**INFORMATION GIVEN**
========================
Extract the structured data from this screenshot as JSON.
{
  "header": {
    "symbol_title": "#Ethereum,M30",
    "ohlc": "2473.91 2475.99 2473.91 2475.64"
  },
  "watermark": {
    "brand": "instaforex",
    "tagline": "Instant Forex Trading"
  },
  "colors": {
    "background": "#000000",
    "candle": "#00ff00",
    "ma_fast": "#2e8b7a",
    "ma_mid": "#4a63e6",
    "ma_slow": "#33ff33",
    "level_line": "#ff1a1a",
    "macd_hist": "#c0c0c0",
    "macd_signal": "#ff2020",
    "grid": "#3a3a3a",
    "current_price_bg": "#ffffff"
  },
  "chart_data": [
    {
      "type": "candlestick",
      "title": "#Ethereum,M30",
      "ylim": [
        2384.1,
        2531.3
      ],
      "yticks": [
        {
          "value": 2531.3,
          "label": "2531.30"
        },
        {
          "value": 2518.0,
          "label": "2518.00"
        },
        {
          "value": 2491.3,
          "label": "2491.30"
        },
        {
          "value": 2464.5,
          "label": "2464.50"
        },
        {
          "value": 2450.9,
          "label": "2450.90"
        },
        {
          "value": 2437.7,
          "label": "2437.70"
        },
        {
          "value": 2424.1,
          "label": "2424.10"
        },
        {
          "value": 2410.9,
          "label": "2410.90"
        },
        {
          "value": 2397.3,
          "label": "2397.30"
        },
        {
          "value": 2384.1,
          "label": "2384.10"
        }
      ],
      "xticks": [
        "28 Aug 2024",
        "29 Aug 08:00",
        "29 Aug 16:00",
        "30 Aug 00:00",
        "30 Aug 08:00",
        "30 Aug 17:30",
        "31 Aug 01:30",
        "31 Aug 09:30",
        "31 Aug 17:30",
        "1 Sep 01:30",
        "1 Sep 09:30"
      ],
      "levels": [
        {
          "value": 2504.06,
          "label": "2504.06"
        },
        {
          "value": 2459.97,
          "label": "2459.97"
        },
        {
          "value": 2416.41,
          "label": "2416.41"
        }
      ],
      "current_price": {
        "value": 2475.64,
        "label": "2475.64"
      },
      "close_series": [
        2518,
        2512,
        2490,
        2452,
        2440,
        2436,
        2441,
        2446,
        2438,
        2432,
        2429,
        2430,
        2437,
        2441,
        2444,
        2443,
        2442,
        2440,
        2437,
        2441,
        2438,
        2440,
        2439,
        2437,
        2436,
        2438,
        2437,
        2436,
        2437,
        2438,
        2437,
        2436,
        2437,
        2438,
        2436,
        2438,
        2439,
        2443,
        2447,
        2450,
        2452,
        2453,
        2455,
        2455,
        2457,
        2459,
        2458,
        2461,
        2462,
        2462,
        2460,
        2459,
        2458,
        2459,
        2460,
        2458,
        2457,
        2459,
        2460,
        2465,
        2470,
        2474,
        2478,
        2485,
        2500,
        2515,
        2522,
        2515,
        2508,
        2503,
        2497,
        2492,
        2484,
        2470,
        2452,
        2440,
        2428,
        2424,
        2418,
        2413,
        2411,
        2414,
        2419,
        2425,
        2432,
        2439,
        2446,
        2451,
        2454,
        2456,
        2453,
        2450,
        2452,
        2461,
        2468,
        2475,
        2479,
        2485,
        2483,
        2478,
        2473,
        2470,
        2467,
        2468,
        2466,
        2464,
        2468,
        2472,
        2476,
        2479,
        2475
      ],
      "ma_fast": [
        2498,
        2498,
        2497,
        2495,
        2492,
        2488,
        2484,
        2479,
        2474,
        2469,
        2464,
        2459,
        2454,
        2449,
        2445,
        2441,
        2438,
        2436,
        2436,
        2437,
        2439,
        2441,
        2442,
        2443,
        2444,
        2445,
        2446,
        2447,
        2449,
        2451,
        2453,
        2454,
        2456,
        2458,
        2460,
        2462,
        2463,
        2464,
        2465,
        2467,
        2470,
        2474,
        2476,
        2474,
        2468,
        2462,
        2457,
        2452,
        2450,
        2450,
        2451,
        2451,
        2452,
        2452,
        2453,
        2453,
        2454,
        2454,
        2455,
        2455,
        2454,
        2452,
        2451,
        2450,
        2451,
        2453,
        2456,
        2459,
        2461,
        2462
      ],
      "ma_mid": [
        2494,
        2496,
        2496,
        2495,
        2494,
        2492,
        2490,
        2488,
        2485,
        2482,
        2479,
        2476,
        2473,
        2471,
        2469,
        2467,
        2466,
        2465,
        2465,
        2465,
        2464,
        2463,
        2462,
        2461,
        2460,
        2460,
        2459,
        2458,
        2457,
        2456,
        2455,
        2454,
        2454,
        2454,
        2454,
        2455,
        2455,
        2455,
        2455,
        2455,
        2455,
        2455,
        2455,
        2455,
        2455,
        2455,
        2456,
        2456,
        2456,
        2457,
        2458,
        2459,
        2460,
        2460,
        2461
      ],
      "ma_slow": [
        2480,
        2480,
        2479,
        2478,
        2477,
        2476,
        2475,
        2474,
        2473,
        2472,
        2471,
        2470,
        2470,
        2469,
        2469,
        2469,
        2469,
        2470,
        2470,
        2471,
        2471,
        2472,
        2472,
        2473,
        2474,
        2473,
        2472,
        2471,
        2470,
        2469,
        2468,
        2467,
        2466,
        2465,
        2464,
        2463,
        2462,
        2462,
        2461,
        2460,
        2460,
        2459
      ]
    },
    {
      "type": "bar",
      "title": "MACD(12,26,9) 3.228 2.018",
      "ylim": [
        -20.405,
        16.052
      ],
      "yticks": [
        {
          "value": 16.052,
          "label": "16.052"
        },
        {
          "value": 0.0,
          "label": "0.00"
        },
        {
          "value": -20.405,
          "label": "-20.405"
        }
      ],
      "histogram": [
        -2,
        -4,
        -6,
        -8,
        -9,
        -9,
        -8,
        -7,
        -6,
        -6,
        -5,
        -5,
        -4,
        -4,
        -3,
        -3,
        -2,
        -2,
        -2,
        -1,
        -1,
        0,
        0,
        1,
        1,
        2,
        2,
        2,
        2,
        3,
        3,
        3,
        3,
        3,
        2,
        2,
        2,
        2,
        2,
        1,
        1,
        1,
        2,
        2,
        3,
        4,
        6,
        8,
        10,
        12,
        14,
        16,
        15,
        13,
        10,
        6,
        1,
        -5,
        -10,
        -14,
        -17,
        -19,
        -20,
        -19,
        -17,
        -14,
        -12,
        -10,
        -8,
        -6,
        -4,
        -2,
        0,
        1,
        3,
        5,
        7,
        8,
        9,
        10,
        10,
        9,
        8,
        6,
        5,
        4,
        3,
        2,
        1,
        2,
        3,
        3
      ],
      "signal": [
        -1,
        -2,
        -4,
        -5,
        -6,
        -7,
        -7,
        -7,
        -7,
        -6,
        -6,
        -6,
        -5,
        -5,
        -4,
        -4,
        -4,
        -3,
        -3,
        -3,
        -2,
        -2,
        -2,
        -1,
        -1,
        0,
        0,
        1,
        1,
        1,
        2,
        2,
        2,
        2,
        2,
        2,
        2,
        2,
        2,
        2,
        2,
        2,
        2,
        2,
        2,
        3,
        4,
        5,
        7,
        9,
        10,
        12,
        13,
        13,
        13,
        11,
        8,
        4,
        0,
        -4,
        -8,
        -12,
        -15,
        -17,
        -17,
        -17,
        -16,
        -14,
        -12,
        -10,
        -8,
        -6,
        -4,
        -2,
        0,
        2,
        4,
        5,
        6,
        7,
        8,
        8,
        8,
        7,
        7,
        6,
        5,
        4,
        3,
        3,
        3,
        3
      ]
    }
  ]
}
========================
**PROBLEM DESCRIPTION**
Reproduce the listing shown above in its entirety, exactly.

**RESPONSE**
Extract the structured data from this screenshot as JSON.
{
  "header": {
    "symbol_title": "#Ethereum,M30",
    "ohlc": "2473.91 2475.99 2473.91 2475.64"
  },
  "watermark": {
    "brand": "instaforex",
    "tagline": "Instant Forex Trading"
  },
  "colors": {
    "background": "#000000",
    "candle": "#00ff00",
    "ma_fast": "#2e8b7a",
    "ma_mid": "#4a63e6",
    "ma_slow": "#33ff33",
    "level_line": "#ff1a1a",
    "macd_hist": "#c0c0c0",
    "macd_signal": "#ff2020",
    "grid": "#3a3a3a",
    "current_price_bg": "#ffffff"
  },
  "chart_data": [
    {
      "type": "candlestick",
      "title": "#Ethereum,M30",
      "ylim": [
        2384.1,
        2531.3
      ],
      "yticks": [
        {
          "value": 2531.3,
          "label": "2531.30"
        },
        {
          "value": 2518.0,
          "label": "2518.00"
        },
        {
          "value": 2491.3,
          "label": "2491.30"
        },
        {
          "value": 2464.5,
          "label": "2464.50"
        },
        {
          "value": 2450.9,
          "label": "2450.90"
        },
        {
          "value": 2437.7,
          "label": "2437.70"
        },
        {
          "value": 2424.1,
          "label": "2424.10"
        },
        {
          "value": 2410.9,
          "label": "2410.90"
        },
        {
          "value": 2397.3,
          "label": "2397.30"
        },
        {
          "value": 2384.1,
          "label": "2384.10"
        }
      ],
      "xticks": [
        "28 Aug 2024",
        "29 Aug 08:00",
        "29 Aug 16:00",
        "30 Aug 00:00",
        "30 Aug 08:00",
        "30 Aug 17:30",
        "31 Aug 01:30",
        "31 Aug 09:30",
        "31 Aug 17:30",
        "1 Sep 01:30",
        "1 Sep 09:30"
      ],
      "levels": [
        {
          "value": 2504.06,
          "label": "2504.06"
        },
        {
          "value": 2459.97,
          "label": "2459.97"
        },
        {
          "value": 2416.41,
          "label": "2416.41"
        }
      ],
      "current_price": {
        "value": 2475.64,
        "label": "2475.64"
      },
      "close_series": [
        2518,
        2512,
        2490,
        2452,
        2440,
        2436,
        2441,
        2446,
        2438,
        2432,
        2429,
        2430,
        2437,
        2441,
        2444,
        2443,
        2442,
        2440,
        2437,
        2441,
        2438,
        2440,
        2439,
        2437,
        2436,
        2438,
        2437,
        2436,
        2437,
        2438,
        2437,
        2436,
        2437,
        2438,
        2436,
        2438,
        2439,
        2443,
        2447,
        2450,
        2452,
        2453,
        2455,
        2455,
        2457,
        2459,
        2458,
        2461,
        2462,
        2462,
        2460,
        2459,
        2458,
        2459,
        2460,
        2458,
        2457,
        2459,
        2460,
        2465,
        2470,
        2474,
        2478,
        2485,
        2500,
        2515,
        2522,
        2515,
        2508,
        2503,
        2497,
        2492,
        2484,
        2470,
        2452,
        2440,
        2428,
        2424,
        2418,
        2413,
        2411,
        2414,
        2419,
        2425,
        2432,
        2439,
        2446,
        2451,
        2454,
        2456,
        2453,
        2450,
        2452,
        2461,
        2468,
        2475,
        2479,
        2485,
        2483,
        2478,
        2473,
        2470,
        2467,
        2468,
        2466,
        2464,
        2468,
        2472,
        2476,
        2479,
        2475
      ],
      "ma_fast": [
        2498,
        2498,
        2497,
        2495,
        2492,
        2488,
        2484,
        2479,
        2474,
        2469,
        2464,
        2459,
        2454,
        2449,
        2445,
        2441,
        2438,
        2436,
        2436,
        2437,
        2439,
        2441,
        2442,
        2443,
        2444,
        2445,
        2446,
        2447,
        2449,
        2451,
        2453,
        2454,
        2456,
        2458,
        2460,
        2462,
        2463,
        2464,
        2465,
        2467,
        2470,
        2474,
        2476,
        2474,
        2468,
        2462,
        2457,
        2452,
        2450,
        2450,
        2451,
        2451,
        2452,
        2452,
        2453,
        2453,
        2454,
        2454,
        2455,
        2455,
        2454,
        2452,
        2451,
        2450,
        2451,
        2453,
        2456,
        2459,
        2461,
        2462
      ],
      "ma_mid": [
        2494,
        2496,
        2496,
        2495,
        2494,
        2492,
        2490,
        2488,
        2485,
        2482,
        2479,
        2476,
        2473,
        2471,
        2469,
        2467,
        2466,
        2465,
        2465,
        2465,
        2464,
        2463,
        2462,
        2461,
        2460,
        2460,
        2459,
        2458,
        2457,
        2456,
        2455,
        2454,
        2454,
        2454,
        2454,
        2455,
        2455,
        2455,
        2455,
        2455,
        2455,
        2455,
        2455,
        2455,
        2455,
        2455,
        2456,
        2456,
        2456,
        2457,
        2458,
        2459,
        2460,
        2460,
        2461
      ],
      "ma_slow": [
        2480,
        2480,
        2479,
        2478,
        2477,
        2476,
        2475,
        2474,
        2473,
        2472,
        2471,
        2470,
        2470,
        2469,
        2469,
        2469,
        2469,
        2470,
        2470,
        2471,
        2471,
        2472,
        2472,
        2473,
        2474,
        2473,
        2472,
        2471,
        2470,
        2469,
        2468,
        2467,
        2466,
        2465,
        2464,
        2463,
        2462,
        2462,
        2461,
        2460,
        2460,
        2459
      ]
    },
    {
      "type": "bar",
      "title": "MACD(12,26,9) 3.228 2.018",
      "ylim": [
        -20.405,
        16.052
      ],
      "yticks": [
        {
          "value": 16.052,
          "label": "16.052"
        },
        {
          "value": 0.0,
          "label": "0.00"
        },
        {
          "value": -20.405,
          "label": "-20.405"
        }
      ],
      "histogram": [
        -2,
        -4,
        -6,
        -8,
        -9,
        -9,
        -8,
        -7,
        -6,
        -6,
        -5,
        -5,
        -4,
        -4,
        -3,
        -3,
        -2,
        -2,
        -2,
        -1,
        -1,
        0,
        0,
        1,
        1,
        2,
        2,
        2,
        2,
        3,
        3,
        3,
        3,
        3,
        2,
        2,
        2,
        2,
        2,
        1,
        1,
        1,
        2,
        2,
        3,
        4,
        6,
        8,
        10,
        12,
        14,
        16,
        15,
        13,
        10,
        6,
        1,
        -5,
        -10,
        -14,
        -17,
        -19,
        -20,
        -19,
        -17,
        -14,
        -12,
        -10,
        -8,
        -6,
        -4,
        -2,
        0,
        1,
        3,
        5,
        7,
        8,
        9,
        10,
        10,
        9,
        8,
        6,
        5,
        4,
        3,
        2,
        1,
        2,
        3,
        3
      ],
      "signal": [
        -1,
        -2,
        -4,
        -5,
        -6,
        -7,
        -7,
        -7,
        -7,
        -6,
        -6,
        -6,
        -5,
        -5,
        -4,
        -4,
        -4,
        -3,
        -3,
        -3,
        -2,
        -2,
        -2,
        -1,
        -1,
        0,
        0,
        1,
        1,
        1,
        2,
        2,
        2,
        2,
        2,
        2,
        2,
        2,
        2,
        2,
        2,
        2,
        2,
        2,
        2,
        3,
        4,
        5,
        7,
        9,
        10,
        12,
        13,
        13,
        13,
        11,
        8,
        4,
        0,
        -4,
        -8,
        -12,
        -15,
        -17,
        -17,
        -17,
        -16,
        -14,
        -12,
        -10,
        -8,
        -6,
        -4,
        -2,
        0,
        2,
        4,
        5,
        6,
        7,
        8,
        8,
        8,
        7,
        7,
        6,
        5,
        4,
        3,
        3,
        3,
        3
      ]
    }
  ]
}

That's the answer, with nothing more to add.